-- START MATERIAL FOR THE TASK --

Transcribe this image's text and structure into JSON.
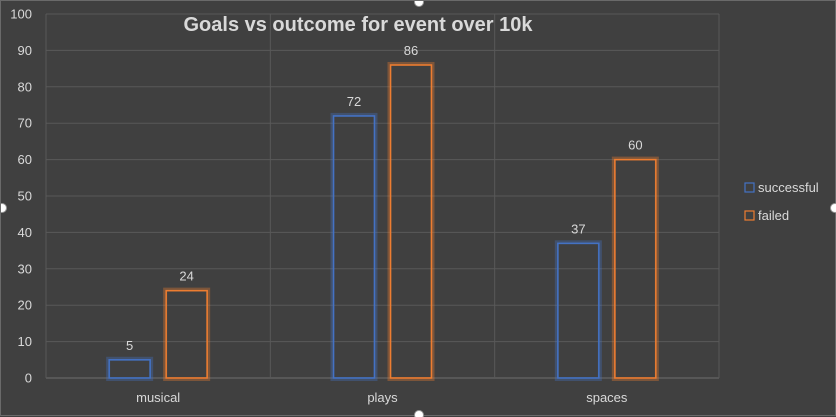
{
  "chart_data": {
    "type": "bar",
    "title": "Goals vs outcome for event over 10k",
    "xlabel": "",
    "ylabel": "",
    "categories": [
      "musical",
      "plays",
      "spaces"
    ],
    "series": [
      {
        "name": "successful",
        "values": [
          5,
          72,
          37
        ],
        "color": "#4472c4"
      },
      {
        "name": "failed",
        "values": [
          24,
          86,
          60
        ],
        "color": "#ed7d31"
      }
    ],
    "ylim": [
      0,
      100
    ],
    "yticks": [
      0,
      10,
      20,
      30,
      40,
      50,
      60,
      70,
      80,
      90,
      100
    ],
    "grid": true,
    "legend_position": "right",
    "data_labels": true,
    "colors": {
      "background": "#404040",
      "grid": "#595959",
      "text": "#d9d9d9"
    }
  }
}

-- END MATERIAL FOR THE TASK --

**DIRECTION:** Using the material above, retype each entry exactly and omit the pictures.

**SOLVED EXERCISE:**
Transcribe this image's text and structure into JSON.
{
  "chart_data": {
    "type": "bar",
    "title": "Goals vs outcome for event over 10k",
    "xlabel": "",
    "ylabel": "",
    "categories": [
      "musical",
      "plays",
      "spaces"
    ],
    "series": [
      {
        "name": "successful",
        "values": [
          5,
          72,
          37
        ],
        "color": "#4472c4"
      },
      {
        "name": "failed",
        "values": [
          24,
          86,
          60
        ],
        "color": "#ed7d31"
      }
    ],
    "ylim": [
      0,
      100
    ],
    "yticks": [
      0,
      10,
      20,
      30,
      40,
      50,
      60,
      70,
      80,
      90,
      100
    ],
    "grid": true,
    "legend_position": "right",
    "data_labels": true,
    "colors": {
      "background": "#404040",
      "grid": "#595959",
      "text": "#d9d9d9"
    }
  }
}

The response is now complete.